### [What to produce]
Everything in the data should be repeated exactly, save for the images.

### [Records supplied]

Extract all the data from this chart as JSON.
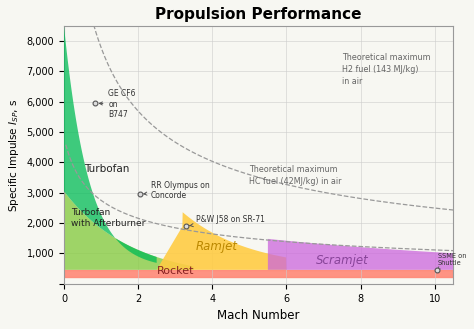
{
  "title": "Propulsion Performance",
  "xlabel": "Mach Number",
  "ylabel": "Specific Impulse $I_{SP}$, s",
  "xlim": [
    0,
    10.5
  ],
  "ylim": [
    0,
    8500
  ],
  "xticks": [
    0,
    2,
    4,
    6,
    8,
    10
  ],
  "yticks": [
    0,
    1000,
    2000,
    3000,
    4000,
    5000,
    6000,
    7000,
    8000
  ],
  "bg_color": "#f7f7f2",
  "turbofan_color": "#00bb55",
  "afterburner_color": "#88cc44",
  "ramjet_color": "#ffcc44",
  "scramjet_color": "#cc66dd",
  "rocket_color": "#ff8877",
  "grid_color": "#cccccc",
  "annotation_color": "#444444",
  "curve_color": "#999999"
}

### [Output of the exercise]
Extract all the data from this chart as JSON.
{
  "title": "Propulsion Performance",
  "xlabel": "Mach Number",
  "ylabel": "Specific Impulse $I_{SP}$, s",
  "xlim": [
    0,
    10.5
  ],
  "ylim": [
    0,
    8500
  ],
  "xticks": [
    0,
    2,
    4,
    6,
    8,
    10
  ],
  "yticks": [
    0,
    1000,
    2000,
    3000,
    4000,
    5000,
    6000,
    7000,
    8000
  ],
  "bg_color": "#f7f7f2",
  "turbofan_color": "#00bb55",
  "afterburner_color": "#88cc44",
  "ramjet_color": "#ffcc44",
  "scramjet_color": "#cc66dd",
  "rocket_color": "#ff8877",
  "grid_color": "#cccccc",
  "annotation_color": "#444444",
  "curve_color": "#999999"
}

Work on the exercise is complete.